**Task directions:**
Scan the entries and tally the lines that include the string "content". Reply with the figure alone.

[Recorded data start]

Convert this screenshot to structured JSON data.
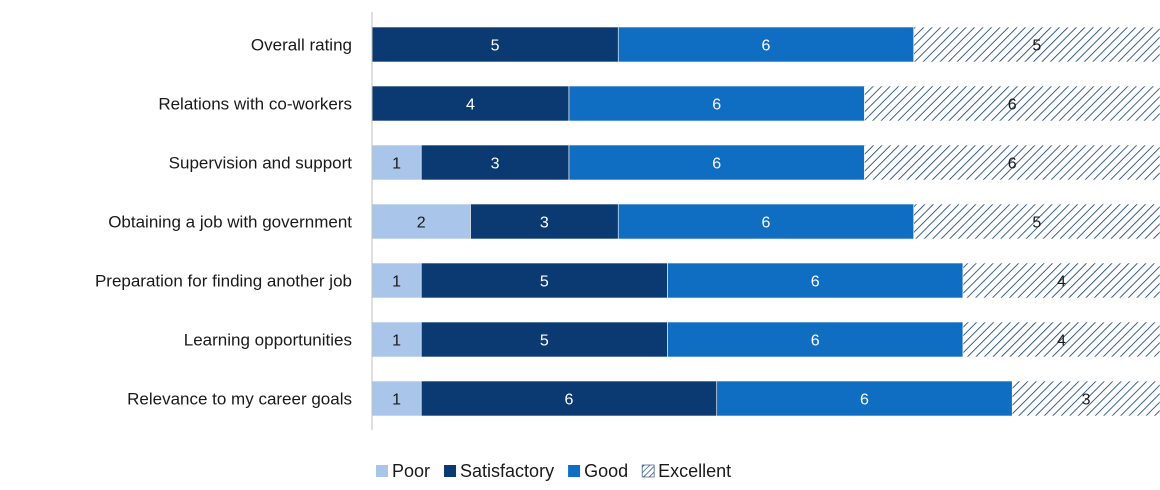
{
  "chart_data": {
    "type": "bar",
    "orientation": "horizontal",
    "stacked": true,
    "title": "",
    "xlabel": "",
    "ylabel": "",
    "categories": [
      "Overall rating",
      "Relations with co-workers",
      "Supervision and support",
      "Obtaining a job with government",
      "Preparation for finding another job",
      "Learning opportunities",
      "Relevance to my career goals"
    ],
    "series": [
      {
        "name": "Poor",
        "color": "#a9c5ea",
        "values": [
          0,
          0,
          1,
          2,
          1,
          1,
          1
        ],
        "label_color": "#1a1a1a"
      },
      {
        "name": "Satisfactory",
        "color": "#0b3a73",
        "values": [
          5,
          4,
          3,
          3,
          5,
          5,
          6
        ],
        "label_color": "#ffffff"
      },
      {
        "name": "Good",
        "color": "#0f6dc2",
        "values": [
          6,
          6,
          6,
          6,
          6,
          6,
          6
        ],
        "label_color": "#ffffff"
      },
      {
        "name": "Excellent",
        "color": "#ffffff",
        "pattern": "diagonal-hatch",
        "pattern_color": "#0b3a73",
        "values": [
          5,
          6,
          6,
          5,
          4,
          4,
          3
        ],
        "label_color": "#1a1a1a"
      }
    ],
    "xlim": [
      0,
      16
    ],
    "grid": false,
    "data_labels": true,
    "legend": {
      "position": "bottom"
    }
  }
}
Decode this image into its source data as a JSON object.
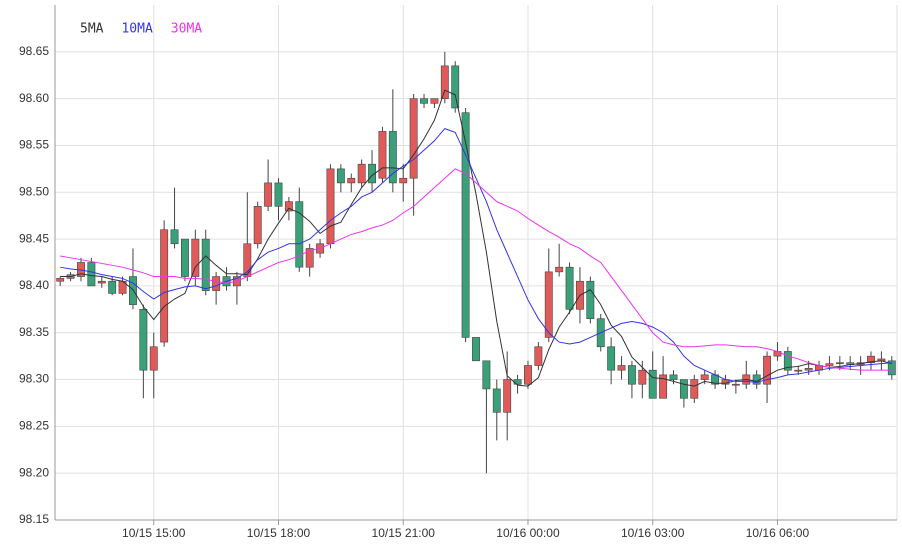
{
  "chart_data": {
    "type": "candlestick",
    "categories": [
      null,
      null,
      null,
      null,
      null,
      null,
      null,
      null,
      null,
      "10/15 15:00",
      null,
      null,
      null,
      null,
      null,
      null,
      null,
      null,
      null,
      null,
      null,
      "10/15 18:00",
      null,
      null,
      null,
      null,
      null,
      null,
      null,
      null,
      null,
      null,
      null,
      "10/15 21:00",
      null,
      null,
      null,
      null,
      null,
      null,
      null,
      null,
      null,
      null,
      null,
      "10/16 00:00",
      null,
      null,
      null,
      null,
      null,
      null,
      null,
      null,
      null,
      null,
      null,
      "10/16 03:00",
      null,
      null,
      null,
      null,
      null,
      null,
      null,
      null,
      null,
      null,
      null,
      "10/16 06:00",
      null,
      null,
      null,
      null,
      null,
      null,
      null,
      null,
      null,
      null,
      null
    ],
    "open": [
      98.405,
      98.408,
      98.41,
      98.425,
      98.403,
      98.405,
      98.392,
      98.41,
      98.375,
      98.31,
      98.34,
      98.46,
      98.45,
      98.41,
      98.45,
      98.395,
      98.41,
      98.4,
      98.41,
      98.445,
      98.485,
      98.51,
      98.48,
      98.49,
      98.42,
      98.435,
      98.445,
      98.525,
      98.51,
      98.51,
      98.53,
      98.515,
      98.565,
      98.51,
      98.515,
      98.6,
      98.595,
      98.6,
      98.635,
      98.585,
      98.345,
      98.32,
      98.29,
      98.265,
      98.3,
      98.295,
      98.315,
      98.345,
      98.415,
      98.42,
      98.375,
      98.405,
      98.365,
      98.335,
      98.31,
      98.315,
      98.295,
      98.31,
      98.28,
      98.305,
      98.3,
      98.28,
      98.3,
      98.305,
      98.295,
      98.295,
      98.295,
      98.305,
      98.295,
      98.325,
      98.33,
      98.31,
      98.31,
      98.31,
      98.315,
      98.317,
      98.318,
      98.316,
      98.318,
      98.32,
      98.32
    ],
    "high": [
      98.41,
      98.415,
      98.43,
      98.43,
      98.41,
      98.41,
      98.41,
      98.44,
      98.38,
      98.35,
      98.47,
      98.505,
      98.45,
      98.46,
      98.46,
      98.415,
      98.42,
      98.415,
      98.5,
      98.49,
      98.535,
      98.515,
      98.495,
      98.505,
      98.445,
      98.45,
      98.53,
      98.53,
      98.52,
      98.535,
      98.545,
      98.57,
      98.61,
      98.53,
      98.605,
      98.605,
      98.6,
      98.65,
      98.64,
      98.59,
      98.345,
      98.32,
      98.3,
      98.33,
      98.305,
      98.32,
      98.34,
      98.44,
      98.445,
      98.425,
      98.42,
      98.41,
      98.37,
      98.345,
      98.325,
      98.32,
      98.32,
      98.33,
      98.325,
      98.31,
      98.3,
      98.305,
      98.31,
      98.31,
      98.305,
      98.3,
      98.32,
      98.31,
      98.33,
      98.34,
      98.335,
      98.315,
      98.32,
      98.32,
      98.325,
      98.325,
      98.325,
      98.325,
      98.33,
      98.33,
      98.325
    ],
    "low": [
      98.4,
      98.405,
      98.405,
      98.4,
      98.398,
      98.39,
      98.39,
      98.375,
      98.28,
      98.28,
      98.335,
      98.44,
      98.405,
      98.4,
      98.39,
      98.38,
      98.395,
      98.38,
      98.405,
      98.44,
      98.48,
      98.47,
      98.47,
      98.415,
      98.41,
      98.43,
      98.44,
      98.5,
      98.5,
      98.505,
      98.5,
      98.51,
      98.5,
      98.49,
      98.475,
      98.59,
      98.59,
      98.595,
      98.585,
      98.34,
      98.32,
      98.2,
      98.235,
      98.235,
      98.285,
      98.29,
      98.31,
      98.34,
      98.41,
      98.37,
      98.36,
      98.36,
      98.33,
      98.295,
      98.3,
      98.28,
      98.28,
      98.28,
      98.28,
      98.295,
      98.27,
      98.275,
      98.295,
      98.29,
      98.29,
      98.285,
      98.29,
      98.29,
      98.275,
      98.32,
      98.305,
      98.305,
      98.305,
      98.305,
      98.31,
      98.31,
      98.31,
      98.305,
      98.31,
      98.31,
      98.3
    ],
    "close": [
      98.408,
      98.412,
      98.425,
      98.4,
      98.405,
      98.392,
      98.405,
      98.38,
      98.31,
      98.335,
      98.46,
      98.445,
      98.41,
      98.45,
      98.395,
      98.41,
      98.4,
      98.41,
      98.445,
      98.485,
      98.51,
      98.485,
      98.49,
      98.42,
      98.44,
      98.445,
      98.525,
      98.51,
      98.515,
      98.53,
      98.51,
      98.565,
      98.51,
      98.515,
      98.6,
      98.595,
      98.6,
      98.635,
      98.59,
      98.345,
      98.32,
      98.29,
      98.265,
      98.3,
      98.295,
      98.315,
      98.335,
      98.415,
      98.42,
      98.375,
      98.405,
      98.365,
      98.335,
      98.31,
      98.315,
      98.295,
      98.31,
      98.28,
      98.305,
      98.3,
      98.28,
      98.3,
      98.305,
      98.295,
      98.3,
      98.295,
      98.305,
      98.295,
      98.325,
      98.33,
      98.31,
      98.31,
      98.312,
      98.315,
      98.317,
      98.318,
      98.316,
      98.318,
      98.325,
      98.322,
      98.305
    ],
    "up_color": "#e05a5a",
    "down_color": "#3aa079",
    "wick_color": "#444444",
    "series": [
      {
        "name": "5MA",
        "color": "#333333",
        "values": [
          98.41,
          98.41,
          98.413,
          98.411,
          98.41,
          98.407,
          98.405,
          98.396,
          98.378,
          98.364,
          98.378,
          98.386,
          98.392,
          98.42,
          98.432,
          98.422,
          98.413,
          98.413,
          98.412,
          98.429,
          98.45,
          98.467,
          98.483,
          98.478,
          98.469,
          98.456,
          98.464,
          98.468,
          98.487,
          98.505,
          98.518,
          98.526,
          98.526,
          98.525,
          98.54,
          98.557,
          98.577,
          98.609,
          98.604,
          98.553,
          98.498,
          98.436,
          98.362,
          98.304,
          98.294,
          98.293,
          98.302,
          98.332,
          98.356,
          98.372,
          98.39,
          98.396,
          98.38,
          98.358,
          98.346,
          98.324,
          98.313,
          98.302,
          98.301,
          98.298,
          98.295,
          98.293,
          98.298,
          98.296,
          98.296,
          98.299,
          98.3,
          98.298,
          98.304,
          98.31,
          98.313,
          98.314,
          98.317,
          98.315,
          98.313,
          98.314,
          98.316,
          98.317,
          98.319,
          98.32,
          98.317
        ]
      },
      {
        "name": "10MA",
        "color": "#3333ee",
        "values": [
          98.42,
          98.418,
          98.417,
          98.415,
          98.412,
          98.41,
          98.408,
          98.403,
          98.394,
          98.386,
          98.393,
          98.396,
          98.399,
          98.4,
          98.397,
          98.4,
          98.405,
          98.408,
          98.415,
          98.428,
          98.436,
          98.44,
          98.445,
          98.445,
          98.45,
          98.46,
          98.47,
          98.478,
          98.485,
          98.495,
          98.5,
          98.51,
          98.52,
          98.528,
          98.535,
          98.545,
          98.555,
          98.568,
          98.564,
          98.54,
          98.515,
          98.49,
          98.46,
          98.435,
          98.41,
          98.385,
          98.365,
          98.35,
          98.34,
          98.338,
          98.34,
          98.345,
          98.35,
          98.355,
          98.36,
          98.362,
          98.36,
          98.356,
          98.35,
          98.34,
          98.325,
          98.315,
          98.31,
          98.305,
          98.3,
          98.298,
          98.298,
          98.297,
          98.3,
          98.302,
          98.305,
          98.306,
          98.308,
          98.31,
          98.312,
          98.313,
          98.314,
          98.315,
          98.316,
          98.317,
          98.318
        ]
      },
      {
        "name": "30MA",
        "color": "#ee33ee",
        "values": [
          98.432,
          98.43,
          98.428,
          98.426,
          98.424,
          98.422,
          98.42,
          98.417,
          98.414,
          98.41,
          98.41,
          98.41,
          98.408,
          98.408,
          98.407,
          98.405,
          98.403,
          98.405,
          98.41,
          98.415,
          98.42,
          98.425,
          98.428,
          98.432,
          98.438,
          98.44,
          98.445,
          98.45,
          98.455,
          98.458,
          98.462,
          98.465,
          98.47,
          98.478,
          98.485,
          98.495,
          98.505,
          98.515,
          98.525,
          98.52,
          98.51,
          98.5,
          98.49,
          98.485,
          98.48,
          98.472,
          98.465,
          98.458,
          98.452,
          98.445,
          98.44,
          98.432,
          98.425,
          98.41,
          98.395,
          98.38,
          98.365,
          98.35,
          98.34,
          98.337,
          98.335,
          98.335,
          98.336,
          98.337,
          98.337,
          98.336,
          98.335,
          98.335,
          98.333,
          98.33,
          98.325,
          98.322,
          98.318,
          98.315,
          98.313,
          98.312,
          98.311,
          98.31,
          98.31,
          98.31,
          98.31
        ]
      }
    ],
    "ylim": [
      98.15,
      98.7
    ],
    "yticks": [
      98.15,
      {
        "value": 98.2,
        "label": "98.20"
      },
      98.25,
      {
        "value": 98.3,
        "label": "98.30"
      },
      98.35,
      {
        "value": 98.4,
        "label": "98.40"
      },
      98.45,
      {
        "value": 98.5,
        "label": "98.50"
      },
      98.55,
      {
        "value": 98.6,
        "label": "98.60"
      },
      98.65
    ],
    "grid": true,
    "legend": "top-left"
  }
}
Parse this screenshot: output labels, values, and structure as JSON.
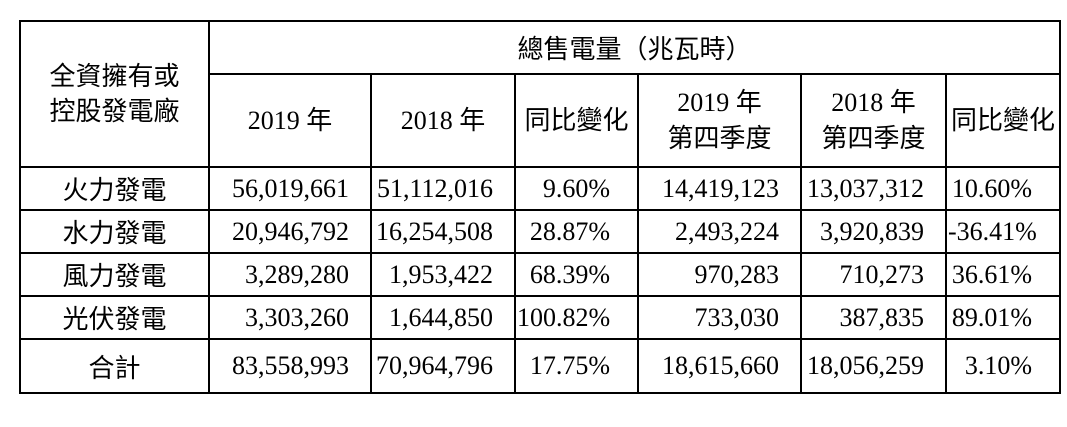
{
  "colors": {
    "background": "#ffffff",
    "border": "#000000",
    "text": "#000000"
  },
  "table": {
    "corner_header": "全資擁有或\n控股發電廠",
    "span_header": "總售電量（兆瓦時）",
    "columns": [
      "2019 年",
      "2018 年",
      "同比變化",
      "2019 年\n第四季度",
      "2018 年\n第四季度",
      "同比變化"
    ],
    "rows": [
      {
        "label": "火力發電",
        "values": [
          "56,019,661",
          "51,112,016",
          "9.60%",
          "14,419,123",
          "13,037,312",
          "10.60%"
        ]
      },
      {
        "label": "水力發電",
        "values": [
          "20,946,792",
          "16,254,508",
          "28.87%",
          "2,493,224",
          "3,920,839",
          "-36.41%"
        ]
      },
      {
        "label": "風力發電",
        "values": [
          "3,289,280",
          "1,953,422",
          "68.39%",
          "970,283",
          "710,273",
          "36.61%"
        ]
      },
      {
        "label": "光伏發電",
        "values": [
          "3,303,260",
          "1,644,850",
          "100.82%",
          "733,030",
          "387,835",
          "89.01%"
        ]
      }
    ],
    "total": {
      "label": "合計",
      "values": [
        "83,558,993",
        "70,964,796",
        "17.75%",
        "18,615,660",
        "18,056,259",
        "3.10%"
      ]
    }
  }
}
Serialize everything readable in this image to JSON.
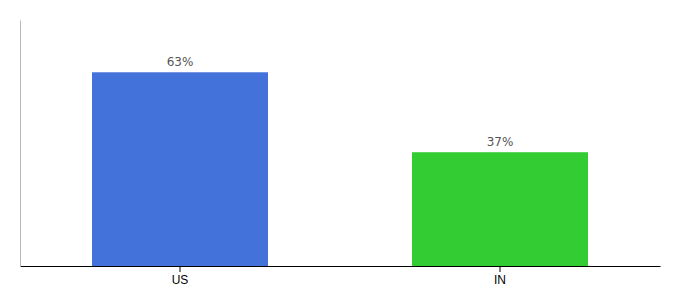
{
  "chart_data": {
    "type": "bar",
    "categories": [
      "US",
      "IN"
    ],
    "values": [
      63,
      37
    ],
    "value_labels": [
      "63%",
      "37%"
    ],
    "colors": [
      "#4472db",
      "#33cc33"
    ],
    "ylim": [
      0,
      80
    ],
    "data_labels": true,
    "tick_labels": "x",
    "grid": false
  }
}
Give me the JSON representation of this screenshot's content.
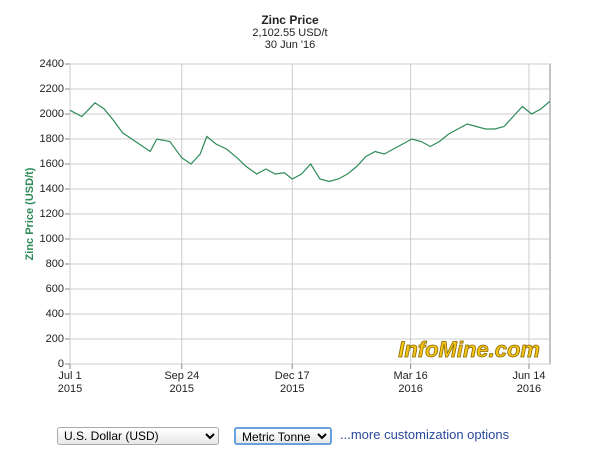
{
  "chart_data": {
    "type": "line",
    "title": "Zinc Price",
    "subtitle": "2,102.55 USD/t",
    "date_label": "30 Jun '16",
    "y_label": "Zinc Price (USD/t)",
    "watermark": "InfoMine.com",
    "color": "#2e8b57",
    "grid": true,
    "x": [
      "2015-07-01",
      "2015-07-10",
      "2015-07-20",
      "2015-07-27",
      "2015-08-03",
      "2015-08-10",
      "2015-08-17",
      "2015-08-24",
      "2015-08-31",
      "2015-09-05",
      "2015-09-15",
      "2015-09-24",
      "2015-10-01",
      "2015-10-08",
      "2015-10-13",
      "2015-10-20",
      "2015-10-28",
      "2015-11-05",
      "2015-11-12",
      "2015-11-20",
      "2015-11-27",
      "2015-12-04",
      "2015-12-11",
      "2015-12-17",
      "2015-12-24",
      "2015-12-31",
      "2016-01-07",
      "2016-01-14",
      "2016-01-21",
      "2016-01-28",
      "2016-02-04",
      "2016-02-11",
      "2016-02-18",
      "2016-02-25",
      "2016-03-03",
      "2016-03-10",
      "2016-03-17",
      "2016-03-24",
      "2016-03-31",
      "2016-04-07",
      "2016-04-14",
      "2016-04-21",
      "2016-04-28",
      "2016-05-05",
      "2016-05-12",
      "2016-05-19",
      "2016-05-26",
      "2016-06-02",
      "2016-06-09",
      "2016-06-16",
      "2016-06-23",
      "2016-06-30"
    ],
    "values": [
      2030,
      1980,
      2090,
      2040,
      1950,
      1850,
      1800,
      1750,
      1700,
      1800,
      1780,
      1650,
      1600,
      1680,
      1820,
      1760,
      1720,
      1650,
      1580,
      1520,
      1560,
      1520,
      1530,
      1480,
      1520,
      1600,
      1480,
      1460,
      1480,
      1520,
      1580,
      1660,
      1700,
      1680,
      1720,
      1760,
      1800,
      1780,
      1740,
      1780,
      1840,
      1880,
      1920,
      1900,
      1880,
      1880,
      1900,
      1980,
      2060,
      2000,
      2040,
      2102.55
    ],
    "xlim": [
      "2015-07-01",
      "2016-06-30"
    ],
    "xticks": [
      {
        "value": "2015-07-01",
        "label": "Jul 1 2015"
      },
      {
        "value": "2015-09-24",
        "label": "Sep 24 2015"
      },
      {
        "value": "2015-12-17",
        "label": "Dec 17 2015"
      },
      {
        "value": "2016-03-16",
        "label": "Mar 16 2016"
      },
      {
        "value": "2016-06-14",
        "label": "Jun 14 2016"
      }
    ],
    "ylim": [
      0,
      2400
    ],
    "yticks": [
      0,
      200,
      400,
      600,
      800,
      1000,
      1200,
      1400,
      1600,
      1800,
      2000,
      2200,
      2400
    ]
  },
  "controls": {
    "currency": "U.S. Dollar (USD)",
    "unit": "Metric Tonne",
    "link": "...more customization options"
  }
}
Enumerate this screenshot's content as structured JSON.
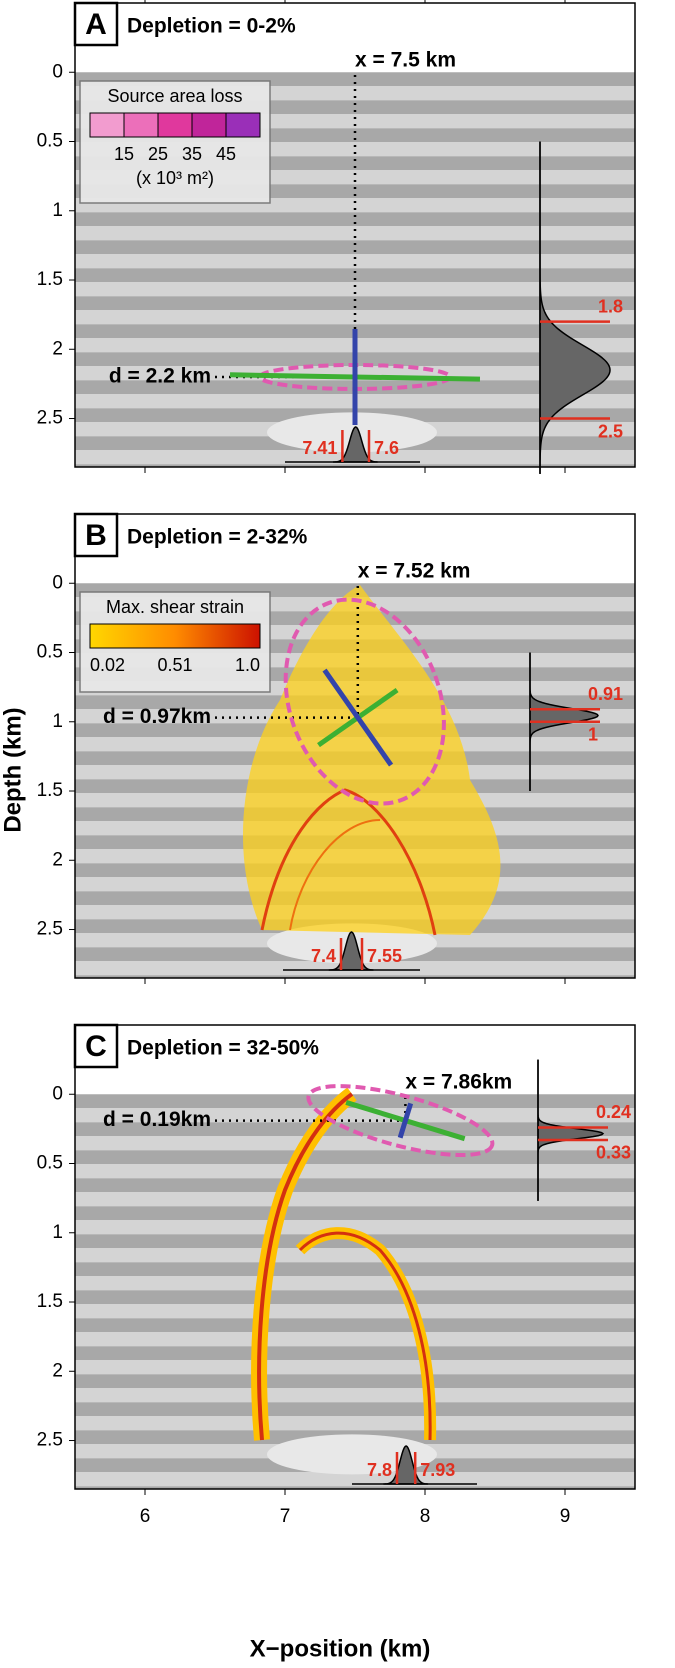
{
  "chart_data": {
    "type": "panels",
    "xlim": [
      5.5,
      9.5
    ],
    "xticks": [
      6,
      7,
      8,
      9
    ],
    "xlabel": "X−position (km)",
    "ylabel": "Depth (km)",
    "ylim": [
      -0.5,
      2.85
    ],
    "yticks": [
      0,
      0.5,
      1,
      1.5,
      2,
      2.5
    ],
    "panels": [
      {
        "letter": "A",
        "title": "Depletion = 0-2%",
        "x_marker": {
          "value": 7.5,
          "label": "x = 7.5 km"
        },
        "d_marker": {
          "value": 2.2,
          "label": "d = 2.2 km"
        },
        "x_range": [
          7.41,
          7.6
        ],
        "depth_range": [
          1.8,
          2.5
        ],
        "legend": {
          "title": "Source area loss",
          "colors": [
            "#f29ccf",
            "#ec6fba",
            "#e0389d",
            "#c0259a",
            "#9a2fb8"
          ],
          "ticks": [
            15,
            25,
            35,
            45
          ],
          "unit": "(x 10³ m²)"
        }
      },
      {
        "letter": "B",
        "title": "Depletion = 2-32%",
        "x_marker": {
          "value": 7.52,
          "label": "x = 7.52 km"
        },
        "d_marker": {
          "value": 0.97,
          "label": "d = 0.97km"
        },
        "x_range": [
          7.4,
          7.55
        ],
        "depth_range": [
          0.91,
          1
        ],
        "legend": {
          "title": "Max. shear strain",
          "colors": [
            "#ffd700",
            "#ff8c00",
            "#cc1100"
          ],
          "ticks": [
            0.02,
            0.51,
            {
              "value": 1,
              "label": "1.0"
            }
          ]
        }
      },
      {
        "letter": "C",
        "title": "Depletion = 32-50%",
        "x_marker": {
          "value": 7.86,
          "label": "x = 7.86km"
        },
        "d_marker": {
          "value": 0.19,
          "label": "d = 0.19km"
        },
        "x_range": [
          7.8,
          7.93
        ],
        "depth_range": [
          0.24,
          0.33
        ]
      }
    ]
  }
}
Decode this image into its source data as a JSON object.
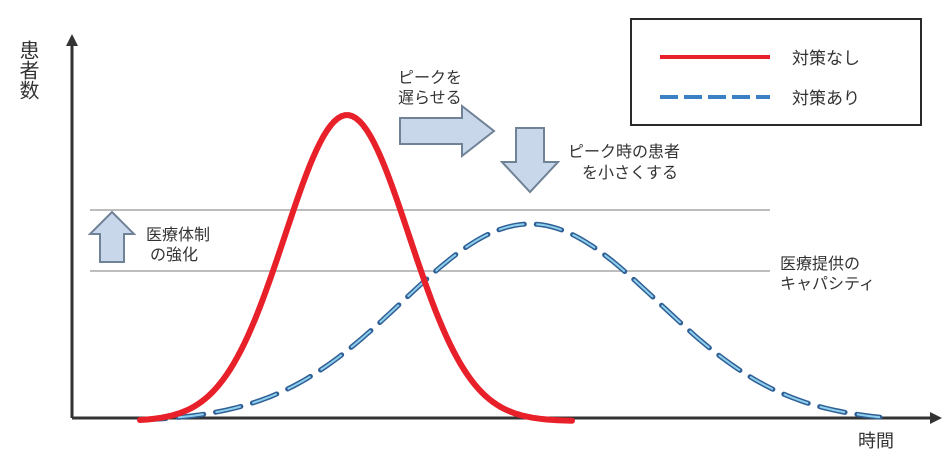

[Recorded data end]

**Answer to this exercise:**
2